▶ EXERCISE DESCRIPTION: Print the records below word for word, but leave out the pictures.

▶ TASK DATA:

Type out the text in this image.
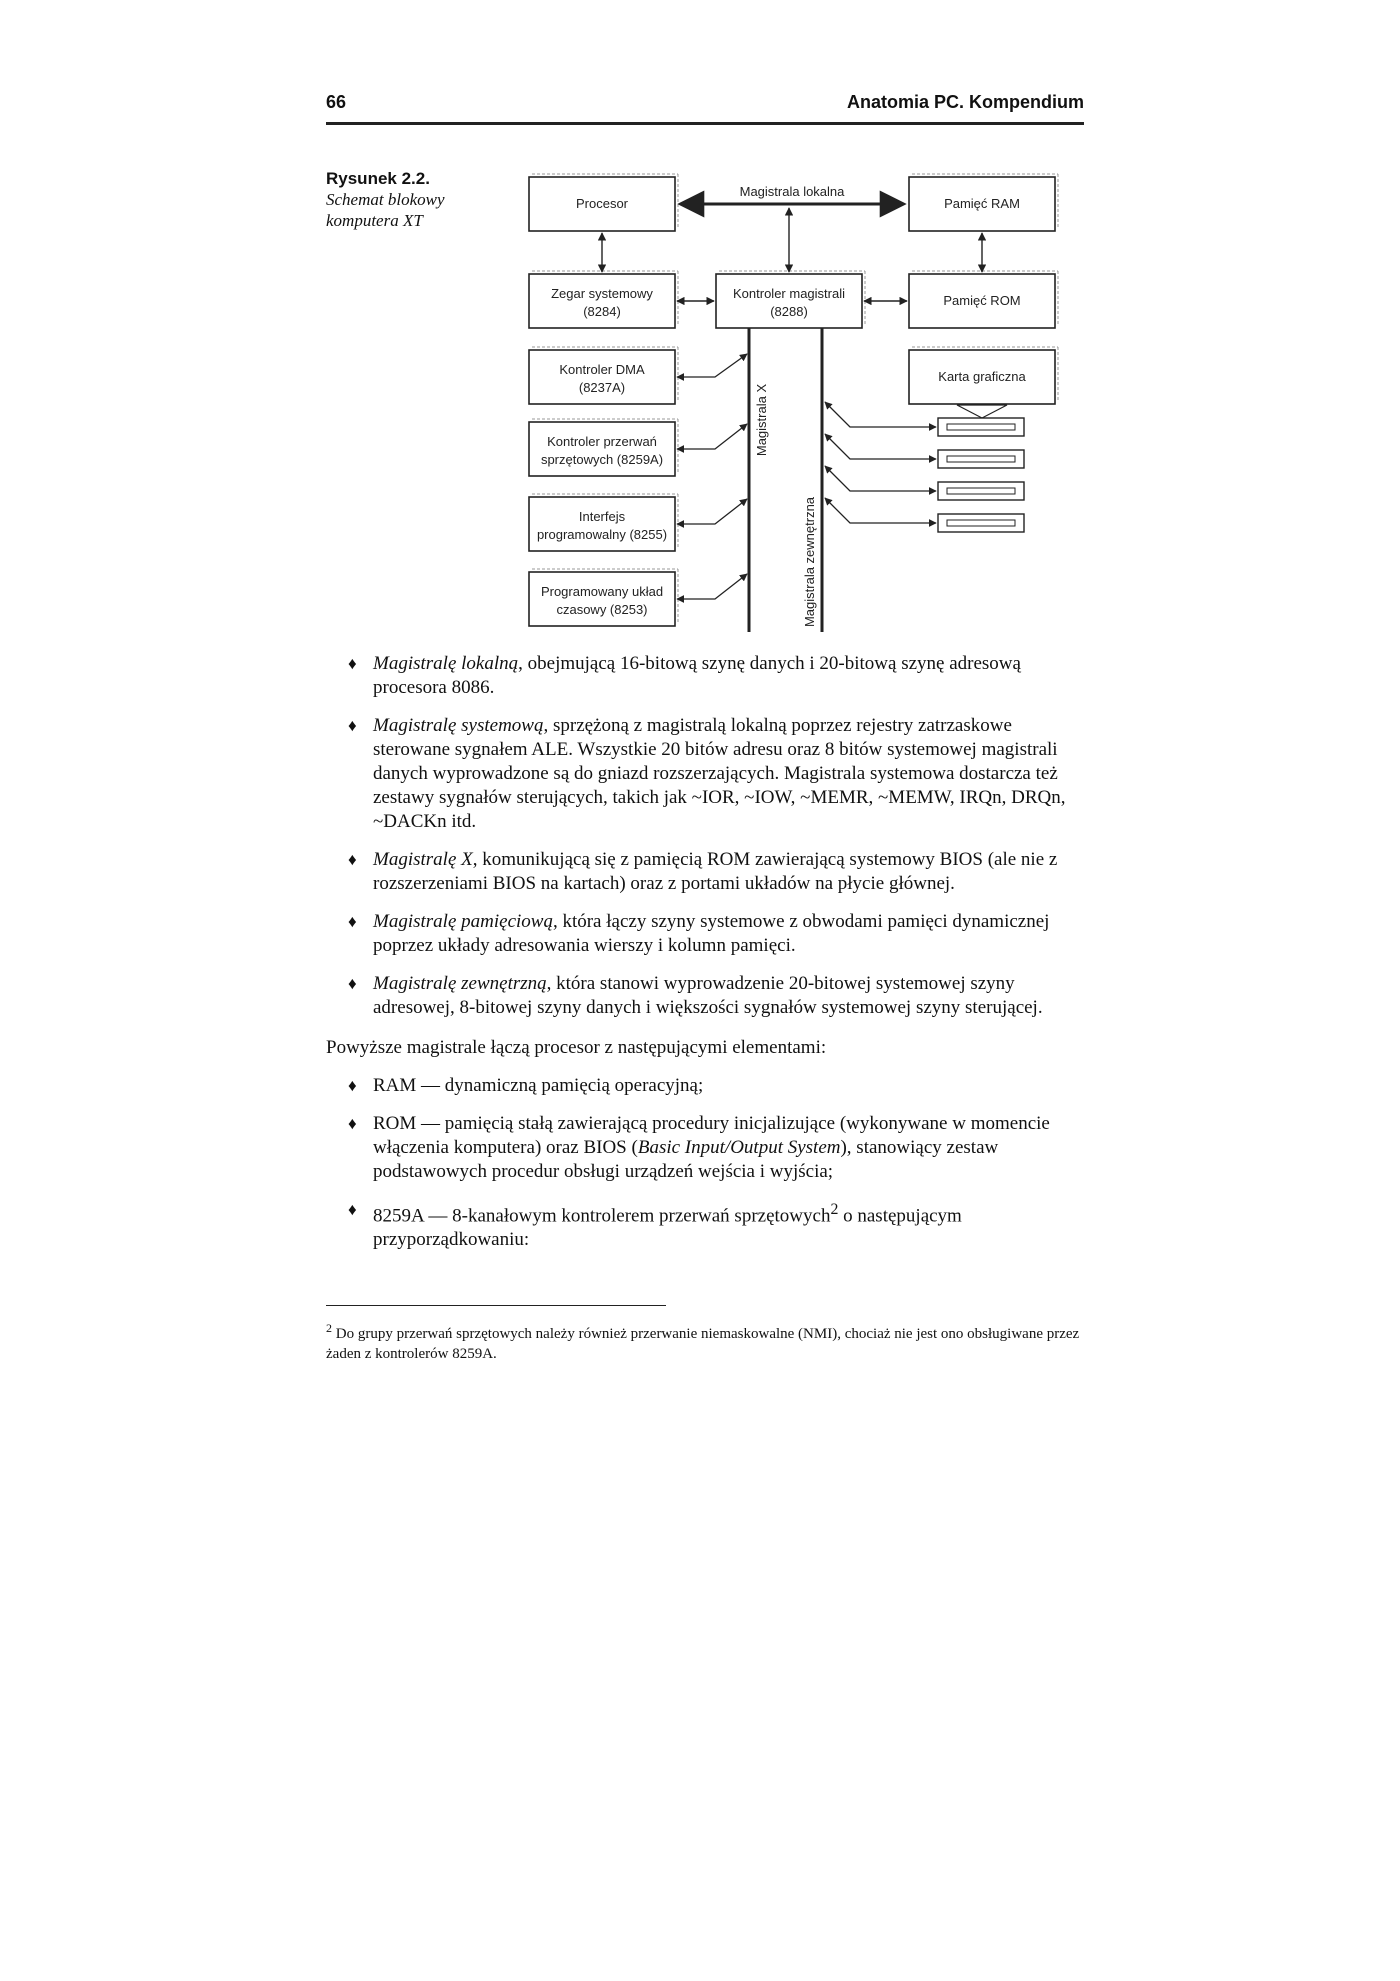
66	Anatomia PC. Kompendium
Rysunek 2.2.
Schemat blokowy komputera XT
Procesor	Pamięć RAM
Zegar systemowy
(8284)
Kontroler magistrali
(8288)
Pamięć ROM
Kontroler DMA
(8237A)
Karta graficzna
Kontroler przerwań
sprzętowych (8259A)
Interfejs
programowalny (8255)
Programowany układ
czasowy (8253)
Magistrala lokalna
Magistrala X
Magistrala zewnętrzna
♦ Magistralę lokalną, obejmującą 16-bitową szynę danych i 20-bitową szynę adresową procesora 8086.
♦ Magistralę systemową, sprzężoną z magistralą lokalną poprzez rejestry zatrzaskowe sterowane sygnałem ALE. Wszystkie 20 bitów adresu oraz 8 bitów systemowej magistrali danych wyprowadzone są do gniazd rozszerzających. Magistrala systemowa dostarcza też zestawy sygnałów sterujących, takich jak ~IOR, ~IOW, ~MEMR, ~MEMW, IRQn, DRQn, ~DACKn itd.
♦ Magistralę X, komunikującą się z pamięcią ROM zawierającą systemowy BIOS (ale nie z rozszerzeniami BIOS na kartach) oraz z portami układów na płycie głównej.
♦ Magistralę pamięciową, która łączy szyny systemowe z obwodami pamięci dynamicznej poprzez układy adresowania wierszy i kolumn pamięci.
♦ Magistralę zewnętrzną, która stanowi wyprowadzenie 20-bitowej systemowej szyny adresowej, 8-bitowej szyny danych i większości sygnałów systemowej szyny sterującej.

Powyższe magistrale łączą procesor z następującymi elementami:

♦ RAM — dynamiczną pamięcią operacyjną;
♦ ROM — pamięcią stałą zawierającą procedury inicjalizujące (wykonywane w momencie włączenia komputera) oraz BIOS (Basic Input/Output System), stanowiący zestaw podstawowych procedur obsługi urządzeń wejścia i wyjścia;
♦ 8259A — 8-kanałowym kontrolerem przerwań sprzętowych$^2$ o następującym przyporządkowaniu:
$^2$ Do grupy przerwań sprzętowych należy również przerwanie niemaskowalne (NMI), chociaż nie jest ono obsługiwane przez żaden z kontrolerów 8259A.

▶ FINISHED ANSWER:
Type out the text in this image.
66	Anatomia PC. Kompendium
Rysunek 2.2.
Schemat blokowy komputera XT
Procesor	Pamięć RAM
Zegar systemowy
(8284)
Kontroler magistrali
(8288)
Pamięć ROM
Kontroler DMA
(8237A)
Karta graficzna
Kontroler przerwań
sprzętowych (8259A)
Interfejs
programowalny (8255)
Programowany układ
czasowy (8253)
Magistrala lokalna
Magistrala X
Magistrala zewnętrzna
♦ Magistralę lokalną, obejmującą 16-bitową szynę danych i 20-bitową szynę adresową procesora 8086.
♦ Magistralę systemową, sprzężoną z magistralą lokalną poprzez rejestry zatrzaskowe sterowane sygnałem ALE. Wszystkie 20 bitów adresu oraz 8 bitów systemowej magistrali danych wyprowadzone są do gniazd rozszerzających. Magistrala systemowa dostarcza też zestawy sygnałów sterujących, takich jak ~IOR, ~IOW, ~MEMR, ~MEMW, IRQn, DRQn, ~DACKn itd.
♦ Magistralę X, komunikującą się z pamięcią ROM zawierającą systemowy BIOS (ale nie z rozszerzeniami BIOS na kartach) oraz z portami układów na płycie głównej.
♦ Magistralę pamięciową, która łączy szyny systemowe z obwodami pamięci dynamicznej poprzez układy adresowania wierszy i kolumn pamięci.
♦ Magistralę zewnętrzną, która stanowi wyprowadzenie 20-bitowej systemowej szyny adresowej, 8-bitowej szyny danych i większości sygnałów systemowej szyny sterującej.

Powyższe magistrale łączą procesor z następującymi elementami:

♦ RAM — dynamiczną pamięcią operacyjną;
♦ ROM — pamięcią stałą zawierającą procedury inicjalizujące (wykonywane w momencie włączenia komputera) oraz BIOS (Basic Input/Output System), stanowiący zestaw podstawowych procedur obsługi urządzeń wejścia i wyjścia;
♦ 8259A — 8-kanałowym kontrolerem przerwań sprzętowych$^2$ o następującym przyporządkowaniu:
$^2$ Do grupy przerwań sprzętowych należy również przerwanie niemaskowalne (NMI), chociaż nie jest ono obsługiwane przez żaden z kontrolerów 8259A.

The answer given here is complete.